Problem statement: Go through the records underneath and write each one out again exactly.

Listed records:
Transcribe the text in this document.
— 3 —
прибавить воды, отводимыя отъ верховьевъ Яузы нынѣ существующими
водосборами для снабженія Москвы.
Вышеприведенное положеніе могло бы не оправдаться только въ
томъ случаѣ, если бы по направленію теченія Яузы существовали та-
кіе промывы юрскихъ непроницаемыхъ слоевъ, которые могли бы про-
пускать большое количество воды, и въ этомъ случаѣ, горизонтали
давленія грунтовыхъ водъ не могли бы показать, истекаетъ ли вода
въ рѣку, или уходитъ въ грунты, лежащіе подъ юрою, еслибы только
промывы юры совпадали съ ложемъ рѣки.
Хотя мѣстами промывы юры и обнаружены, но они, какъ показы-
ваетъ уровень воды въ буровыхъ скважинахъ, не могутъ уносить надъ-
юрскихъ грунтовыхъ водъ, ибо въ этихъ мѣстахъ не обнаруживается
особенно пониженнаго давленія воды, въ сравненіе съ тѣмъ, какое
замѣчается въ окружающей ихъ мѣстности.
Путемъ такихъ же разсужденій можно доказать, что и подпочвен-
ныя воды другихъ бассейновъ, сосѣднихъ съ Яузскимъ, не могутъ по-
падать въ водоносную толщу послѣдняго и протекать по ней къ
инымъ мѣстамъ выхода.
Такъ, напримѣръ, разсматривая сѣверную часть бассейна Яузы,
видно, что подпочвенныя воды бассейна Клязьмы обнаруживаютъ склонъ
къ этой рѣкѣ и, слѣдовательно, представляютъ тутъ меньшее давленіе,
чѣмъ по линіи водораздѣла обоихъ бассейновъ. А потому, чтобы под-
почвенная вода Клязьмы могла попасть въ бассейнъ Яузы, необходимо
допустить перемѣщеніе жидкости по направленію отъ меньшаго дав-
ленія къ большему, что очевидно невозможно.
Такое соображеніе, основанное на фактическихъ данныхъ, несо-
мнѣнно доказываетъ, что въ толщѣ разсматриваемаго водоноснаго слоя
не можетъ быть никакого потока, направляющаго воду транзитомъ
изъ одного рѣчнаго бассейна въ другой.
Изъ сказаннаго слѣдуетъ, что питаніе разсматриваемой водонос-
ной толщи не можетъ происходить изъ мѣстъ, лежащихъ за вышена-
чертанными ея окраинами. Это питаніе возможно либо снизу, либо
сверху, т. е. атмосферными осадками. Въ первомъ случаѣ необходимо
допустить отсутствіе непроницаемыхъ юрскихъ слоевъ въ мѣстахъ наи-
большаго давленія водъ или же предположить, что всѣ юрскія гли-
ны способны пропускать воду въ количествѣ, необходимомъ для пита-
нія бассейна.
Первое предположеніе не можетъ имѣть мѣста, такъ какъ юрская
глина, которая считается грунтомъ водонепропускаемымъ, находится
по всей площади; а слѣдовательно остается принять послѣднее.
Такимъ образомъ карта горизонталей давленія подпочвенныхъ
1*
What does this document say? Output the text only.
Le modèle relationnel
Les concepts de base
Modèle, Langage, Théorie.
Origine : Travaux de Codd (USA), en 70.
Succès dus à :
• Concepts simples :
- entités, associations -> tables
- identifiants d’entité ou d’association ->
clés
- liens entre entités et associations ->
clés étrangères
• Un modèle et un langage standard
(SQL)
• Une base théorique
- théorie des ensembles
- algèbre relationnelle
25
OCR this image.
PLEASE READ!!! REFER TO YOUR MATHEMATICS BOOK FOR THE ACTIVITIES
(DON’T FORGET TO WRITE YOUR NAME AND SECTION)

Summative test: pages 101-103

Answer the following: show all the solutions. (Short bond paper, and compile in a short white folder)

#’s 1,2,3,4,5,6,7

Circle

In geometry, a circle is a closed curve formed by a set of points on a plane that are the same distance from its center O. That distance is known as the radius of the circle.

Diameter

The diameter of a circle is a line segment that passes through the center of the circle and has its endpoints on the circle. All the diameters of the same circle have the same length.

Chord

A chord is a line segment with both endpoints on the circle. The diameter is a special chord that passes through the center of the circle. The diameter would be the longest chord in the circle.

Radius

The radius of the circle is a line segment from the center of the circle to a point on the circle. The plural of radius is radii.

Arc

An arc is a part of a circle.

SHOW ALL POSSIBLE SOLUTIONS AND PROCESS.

Response for this exercise:
Transcribe the text in this document.
— 3 —
прибавить воды, отводимыя отъ верховьевъ Яузы нынѣ существующими
водосборами для снабженія Москвы.
Вышеприведенное положеніе могло бы не оправдаться только въ
томъ случаѣ, если бы по направленію теченія Яузы существовали та-
кіе промывы юрскихъ непроницаемыхъ слоевъ, которые могли бы про-
пускать большое количество воды, и въ этомъ случаѣ, горизонтали
давленія грунтовыхъ водъ не могли бы показать, истекаетъ ли вода
въ рѣку, или уходитъ въ грунты, лежащіе подъ юрою, еслибы только
промывы юры совпадали съ ложемъ рѣки.
Хотя мѣстами промывы юры и обнаружены, но они, какъ показы-
ваетъ уровень воды въ буровыхъ скважинахъ, не могутъ уносить надъ-
юрскихъ грунтовыхъ водъ, ибо въ этихъ мѣстахъ не обнаруживается
особенно пониженнаго давленія воды, въ сравненіе съ тѣмъ, какое
замѣчается въ окружающей ихъ мѣстности.
Путемъ такихъ же разсужденій можно доказать, что и подпочвен-
ныя воды другихъ бассейновъ, сосѣднихъ съ Яузскимъ, не могутъ по-
падать въ водоносную толщу послѣдняго и протекать по ней къ
инымъ мѣстамъ выхода.
Такъ, напримѣръ, разсматривая сѣверную часть бассейна Яузы,
видно, что подпочвенныя воды бассейна Клязьмы обнаруживаютъ склонъ
къ этой рѣкѣ и, слѣдовательно, представляютъ тутъ меньшее давленіе,
чѣмъ по линіи водораздѣла обоихъ бассейновъ. А потому, чтобы под-
почвенная вода Клязьмы могла попасть въ бассейнъ Яузы, необходимо
допустить перемѣщеніе жидкости по направленію отъ меньшаго дав-
ленія къ большему, что очевидно невозможно.
Такое соображеніе, основанное на фактическихъ данныхъ, несо-
мнѣнно доказываетъ, что въ толщѣ разсматриваемаго водоноснаго слоя
не можетъ быть никакого потока, направляющаго воду транзитомъ
изъ одного рѣчнаго бассейна въ другой.
Изъ сказаннаго слѣдуетъ, что питаніе разсматриваемой водонос-
ной толщи не можетъ происходить изъ мѣстъ, лежащихъ за вышена-
чертанными ея окраинами. Это питаніе возможно либо снизу, либо
сверху, т. е. атмосферными осадками. Въ первомъ случаѣ необходимо
допустить отсутствіе непроницаемыхъ юрскихъ слоевъ въ мѣстахъ наи-
большаго давленія водъ или же предположить, что всѣ юрскія гли-
ны способны пропускать воду въ количествѣ, необходимомъ для пита-
нія бассейна.
Первое предположеніе не можетъ имѣть мѣста, такъ какъ юрская
глина, которая считается грунтомъ водонепропускаемымъ, находится
по всей площади; а слѣдовательно остается принять послѣднее.
Такимъ образомъ карта горизонталей давленія подпочвенныхъ
1*
What does this document say? Output the text only.
Le modèle relationnel
Les concepts de base
Modèle, Langage, Théorie.
Origine : Travaux de Codd (USA), en 70.
Succès dus à :
• Concepts simples :
- entités, associations -> tables
- identifiants d’entité ou d’association ->
clés
- liens entre entités et associations ->
clés étrangères
• Un modèle et un langage standard
(SQL)
• Une base théorique
- théorie des ensembles
- algèbre relationnelle
25
OCR this image.
PLEASE READ!!! REFER TO YOUR MATHEMATICS BOOK FOR THE ACTIVITIES
(DON’T FORGET TO WRITE YOUR NAME AND SECTION)

Summative test: pages 101-103

Answer the following: show all the solutions. (Short bond paper, and compile in a short white folder)

#’s 1,2,3,4,5,6,7

Circle

In geometry, a circle is a closed curve formed by a set of points on a plane that are the same distance from its center O. That distance is known as the radius of the circle.

Diameter

The diameter of a circle is a line segment that passes through the center of the circle and has its endpoints on the circle. All the diameters of the same circle have the same length.

Chord

A chord is a line segment with both endpoints on the circle. The diameter is a special chord that passes through the center of the circle. The diameter would be the longest chord in the circle.

Radius

The radius of the circle is a line segment from the center of the circle to a point on the circle. The plural of radius is radii.

Arc

An arc is a part of a circle.

SHOW ALL POSSIBLE SOLUTIONS AND PROCESS.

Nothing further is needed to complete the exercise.